══ Data for this task

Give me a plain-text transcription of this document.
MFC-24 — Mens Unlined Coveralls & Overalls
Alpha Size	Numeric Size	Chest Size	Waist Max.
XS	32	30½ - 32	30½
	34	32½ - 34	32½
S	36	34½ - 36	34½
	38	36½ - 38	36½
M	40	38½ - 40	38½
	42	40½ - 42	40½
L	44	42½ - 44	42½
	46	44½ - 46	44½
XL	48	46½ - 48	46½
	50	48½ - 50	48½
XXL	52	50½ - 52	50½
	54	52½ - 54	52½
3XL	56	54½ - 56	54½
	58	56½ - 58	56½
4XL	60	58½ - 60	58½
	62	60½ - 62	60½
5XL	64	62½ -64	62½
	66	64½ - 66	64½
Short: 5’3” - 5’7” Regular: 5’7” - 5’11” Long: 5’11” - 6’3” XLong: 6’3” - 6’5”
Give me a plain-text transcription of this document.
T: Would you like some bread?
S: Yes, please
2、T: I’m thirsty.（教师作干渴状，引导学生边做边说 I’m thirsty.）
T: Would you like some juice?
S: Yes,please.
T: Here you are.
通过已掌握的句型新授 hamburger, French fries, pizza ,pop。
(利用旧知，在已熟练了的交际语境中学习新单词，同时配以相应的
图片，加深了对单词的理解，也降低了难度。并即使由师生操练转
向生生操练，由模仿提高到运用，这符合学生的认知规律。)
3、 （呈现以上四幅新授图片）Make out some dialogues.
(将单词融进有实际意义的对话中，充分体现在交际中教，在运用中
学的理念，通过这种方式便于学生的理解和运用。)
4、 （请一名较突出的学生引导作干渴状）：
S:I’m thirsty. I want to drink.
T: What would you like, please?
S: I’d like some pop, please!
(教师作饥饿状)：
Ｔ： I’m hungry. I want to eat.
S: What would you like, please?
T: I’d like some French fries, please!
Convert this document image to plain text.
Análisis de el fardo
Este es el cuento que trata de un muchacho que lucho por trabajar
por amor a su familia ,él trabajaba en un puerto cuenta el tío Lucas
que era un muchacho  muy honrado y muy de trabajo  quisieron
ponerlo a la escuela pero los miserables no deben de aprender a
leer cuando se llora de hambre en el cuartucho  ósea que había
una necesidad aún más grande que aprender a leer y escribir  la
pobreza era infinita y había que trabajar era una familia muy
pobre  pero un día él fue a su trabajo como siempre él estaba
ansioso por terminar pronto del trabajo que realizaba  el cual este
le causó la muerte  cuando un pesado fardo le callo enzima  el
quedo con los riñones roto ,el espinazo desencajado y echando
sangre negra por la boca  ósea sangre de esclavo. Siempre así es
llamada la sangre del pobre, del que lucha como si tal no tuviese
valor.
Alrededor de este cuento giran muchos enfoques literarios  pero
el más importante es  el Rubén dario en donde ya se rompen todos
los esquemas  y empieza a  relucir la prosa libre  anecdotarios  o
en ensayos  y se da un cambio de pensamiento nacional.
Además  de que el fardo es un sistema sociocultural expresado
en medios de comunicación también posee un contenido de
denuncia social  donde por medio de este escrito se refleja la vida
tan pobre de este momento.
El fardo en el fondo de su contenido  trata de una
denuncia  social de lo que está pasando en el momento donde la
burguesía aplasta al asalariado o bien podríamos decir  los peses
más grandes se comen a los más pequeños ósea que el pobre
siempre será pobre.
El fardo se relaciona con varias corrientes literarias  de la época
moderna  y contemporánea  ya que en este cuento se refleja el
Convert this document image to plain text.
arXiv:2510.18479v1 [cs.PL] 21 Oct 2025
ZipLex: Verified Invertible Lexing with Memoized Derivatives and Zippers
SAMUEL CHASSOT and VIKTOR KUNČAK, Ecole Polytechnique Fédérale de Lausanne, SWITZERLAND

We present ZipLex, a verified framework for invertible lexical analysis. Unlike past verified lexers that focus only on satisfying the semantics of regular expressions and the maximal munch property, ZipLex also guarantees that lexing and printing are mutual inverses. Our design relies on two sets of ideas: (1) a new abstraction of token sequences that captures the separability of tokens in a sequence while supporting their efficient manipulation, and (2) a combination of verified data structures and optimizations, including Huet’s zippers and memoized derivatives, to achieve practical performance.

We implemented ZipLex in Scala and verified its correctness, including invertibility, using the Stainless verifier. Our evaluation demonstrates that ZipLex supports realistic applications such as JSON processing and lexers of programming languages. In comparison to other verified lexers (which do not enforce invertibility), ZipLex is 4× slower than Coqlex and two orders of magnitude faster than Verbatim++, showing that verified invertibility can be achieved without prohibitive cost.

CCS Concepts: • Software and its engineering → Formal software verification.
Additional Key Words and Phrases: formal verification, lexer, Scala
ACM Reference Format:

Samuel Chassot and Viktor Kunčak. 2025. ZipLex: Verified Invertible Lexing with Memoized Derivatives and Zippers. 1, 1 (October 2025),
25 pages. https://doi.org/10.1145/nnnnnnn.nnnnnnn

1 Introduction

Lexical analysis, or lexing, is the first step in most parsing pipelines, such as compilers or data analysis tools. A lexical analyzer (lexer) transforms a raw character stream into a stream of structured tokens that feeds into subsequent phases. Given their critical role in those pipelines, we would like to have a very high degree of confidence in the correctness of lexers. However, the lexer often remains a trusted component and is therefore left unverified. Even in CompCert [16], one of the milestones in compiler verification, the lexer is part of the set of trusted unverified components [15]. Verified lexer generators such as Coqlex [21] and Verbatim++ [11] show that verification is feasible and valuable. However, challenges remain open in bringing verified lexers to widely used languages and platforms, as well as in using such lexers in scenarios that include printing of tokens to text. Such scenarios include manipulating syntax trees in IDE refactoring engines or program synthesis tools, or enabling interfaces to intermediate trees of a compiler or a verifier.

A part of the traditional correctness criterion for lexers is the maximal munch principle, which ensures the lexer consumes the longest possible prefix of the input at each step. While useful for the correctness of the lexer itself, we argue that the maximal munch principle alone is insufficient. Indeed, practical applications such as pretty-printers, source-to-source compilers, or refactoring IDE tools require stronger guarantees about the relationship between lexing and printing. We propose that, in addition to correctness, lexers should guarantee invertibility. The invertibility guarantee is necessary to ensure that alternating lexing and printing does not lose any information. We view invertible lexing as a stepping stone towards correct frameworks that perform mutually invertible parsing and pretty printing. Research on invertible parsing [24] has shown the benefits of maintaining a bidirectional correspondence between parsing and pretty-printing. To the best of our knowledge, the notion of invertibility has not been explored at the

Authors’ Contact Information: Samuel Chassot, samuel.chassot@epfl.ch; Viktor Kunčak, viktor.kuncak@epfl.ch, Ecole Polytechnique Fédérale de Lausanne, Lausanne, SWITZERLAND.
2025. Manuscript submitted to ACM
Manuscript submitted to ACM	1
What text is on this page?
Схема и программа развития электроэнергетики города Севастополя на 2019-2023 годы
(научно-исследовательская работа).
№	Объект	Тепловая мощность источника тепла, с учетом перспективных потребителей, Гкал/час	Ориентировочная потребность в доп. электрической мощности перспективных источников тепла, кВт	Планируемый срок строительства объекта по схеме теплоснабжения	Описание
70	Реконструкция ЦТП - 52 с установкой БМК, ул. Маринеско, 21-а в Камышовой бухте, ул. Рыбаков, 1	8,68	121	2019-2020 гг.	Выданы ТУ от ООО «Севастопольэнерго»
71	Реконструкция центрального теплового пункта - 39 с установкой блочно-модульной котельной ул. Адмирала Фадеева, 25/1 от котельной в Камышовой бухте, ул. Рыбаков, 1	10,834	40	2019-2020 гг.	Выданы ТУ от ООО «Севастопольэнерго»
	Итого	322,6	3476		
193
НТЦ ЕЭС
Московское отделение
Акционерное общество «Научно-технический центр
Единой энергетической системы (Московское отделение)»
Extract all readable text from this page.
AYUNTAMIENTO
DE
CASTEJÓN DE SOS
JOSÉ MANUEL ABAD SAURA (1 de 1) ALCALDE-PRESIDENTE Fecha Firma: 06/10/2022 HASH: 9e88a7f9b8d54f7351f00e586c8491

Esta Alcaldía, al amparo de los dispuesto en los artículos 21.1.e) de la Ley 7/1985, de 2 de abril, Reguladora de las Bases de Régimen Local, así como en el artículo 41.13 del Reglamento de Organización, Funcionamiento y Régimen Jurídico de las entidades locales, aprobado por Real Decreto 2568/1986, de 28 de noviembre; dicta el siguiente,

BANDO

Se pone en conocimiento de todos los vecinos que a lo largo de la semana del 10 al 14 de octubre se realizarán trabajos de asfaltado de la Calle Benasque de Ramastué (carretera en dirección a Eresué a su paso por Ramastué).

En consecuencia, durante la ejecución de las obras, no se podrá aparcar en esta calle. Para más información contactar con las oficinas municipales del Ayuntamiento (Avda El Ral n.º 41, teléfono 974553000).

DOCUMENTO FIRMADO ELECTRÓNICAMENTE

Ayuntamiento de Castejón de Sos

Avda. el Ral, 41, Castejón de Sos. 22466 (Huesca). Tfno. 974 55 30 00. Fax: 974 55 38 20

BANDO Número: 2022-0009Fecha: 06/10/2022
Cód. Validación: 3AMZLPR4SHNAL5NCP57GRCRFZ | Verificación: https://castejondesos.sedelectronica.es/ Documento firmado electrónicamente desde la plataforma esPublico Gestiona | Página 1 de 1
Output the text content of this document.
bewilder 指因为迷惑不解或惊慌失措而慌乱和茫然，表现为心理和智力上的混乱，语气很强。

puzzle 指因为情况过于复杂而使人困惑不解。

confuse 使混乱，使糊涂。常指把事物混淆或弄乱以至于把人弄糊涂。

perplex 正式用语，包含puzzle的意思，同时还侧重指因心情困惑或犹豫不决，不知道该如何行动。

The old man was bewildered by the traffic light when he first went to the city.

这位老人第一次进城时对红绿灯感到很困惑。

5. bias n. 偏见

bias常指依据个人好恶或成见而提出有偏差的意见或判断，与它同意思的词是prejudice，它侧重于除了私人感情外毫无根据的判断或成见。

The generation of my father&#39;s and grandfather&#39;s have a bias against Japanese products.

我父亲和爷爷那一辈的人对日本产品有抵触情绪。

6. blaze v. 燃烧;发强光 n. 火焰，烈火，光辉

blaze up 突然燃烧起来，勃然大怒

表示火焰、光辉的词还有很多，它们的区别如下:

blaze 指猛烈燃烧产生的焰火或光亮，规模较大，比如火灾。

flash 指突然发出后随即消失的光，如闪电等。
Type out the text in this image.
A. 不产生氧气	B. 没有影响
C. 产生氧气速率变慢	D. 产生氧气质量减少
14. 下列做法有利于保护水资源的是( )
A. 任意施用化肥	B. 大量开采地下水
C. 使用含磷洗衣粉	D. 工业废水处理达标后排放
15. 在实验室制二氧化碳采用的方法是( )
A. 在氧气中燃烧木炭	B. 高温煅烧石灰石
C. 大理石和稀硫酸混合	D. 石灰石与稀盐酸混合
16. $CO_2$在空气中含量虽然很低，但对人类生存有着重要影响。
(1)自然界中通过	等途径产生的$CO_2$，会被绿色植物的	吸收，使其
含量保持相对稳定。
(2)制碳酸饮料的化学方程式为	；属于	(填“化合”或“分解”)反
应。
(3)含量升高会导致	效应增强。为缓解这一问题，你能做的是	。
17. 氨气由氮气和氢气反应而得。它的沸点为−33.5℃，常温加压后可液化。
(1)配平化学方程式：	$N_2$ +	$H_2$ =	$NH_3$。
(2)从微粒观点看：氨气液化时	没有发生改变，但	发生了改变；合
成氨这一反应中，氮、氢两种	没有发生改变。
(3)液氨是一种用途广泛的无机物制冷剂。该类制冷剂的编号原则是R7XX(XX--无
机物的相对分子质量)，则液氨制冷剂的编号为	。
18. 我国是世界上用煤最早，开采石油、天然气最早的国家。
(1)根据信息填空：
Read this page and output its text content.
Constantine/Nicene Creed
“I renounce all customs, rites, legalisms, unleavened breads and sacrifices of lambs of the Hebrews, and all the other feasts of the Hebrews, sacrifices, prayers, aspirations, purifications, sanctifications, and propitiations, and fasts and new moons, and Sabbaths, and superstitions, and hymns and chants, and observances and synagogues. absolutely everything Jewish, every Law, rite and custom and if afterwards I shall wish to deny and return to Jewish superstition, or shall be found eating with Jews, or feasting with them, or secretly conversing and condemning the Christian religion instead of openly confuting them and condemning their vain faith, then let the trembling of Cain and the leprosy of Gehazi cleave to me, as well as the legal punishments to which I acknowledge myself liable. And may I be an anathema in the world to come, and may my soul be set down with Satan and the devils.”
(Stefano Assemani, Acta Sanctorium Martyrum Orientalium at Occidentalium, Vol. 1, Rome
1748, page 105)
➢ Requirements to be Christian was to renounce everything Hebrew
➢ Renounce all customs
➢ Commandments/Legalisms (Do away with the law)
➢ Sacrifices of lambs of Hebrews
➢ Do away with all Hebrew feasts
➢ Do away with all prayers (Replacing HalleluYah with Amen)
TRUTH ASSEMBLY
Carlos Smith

════

Extract each line from the entries above that contains the string "https".

25 pages. https://doi.org/10.1145/nnnnnnn.nnnnnnn
Cód. Validación: 3AMZLPR4SHNAL5NCP57GRCRFZ | Verificación: https://castejondesos.sedelectronica.es/ Documento firmado electrónicamente desde la plataforma esPublico Gestiona | Página 1 de 1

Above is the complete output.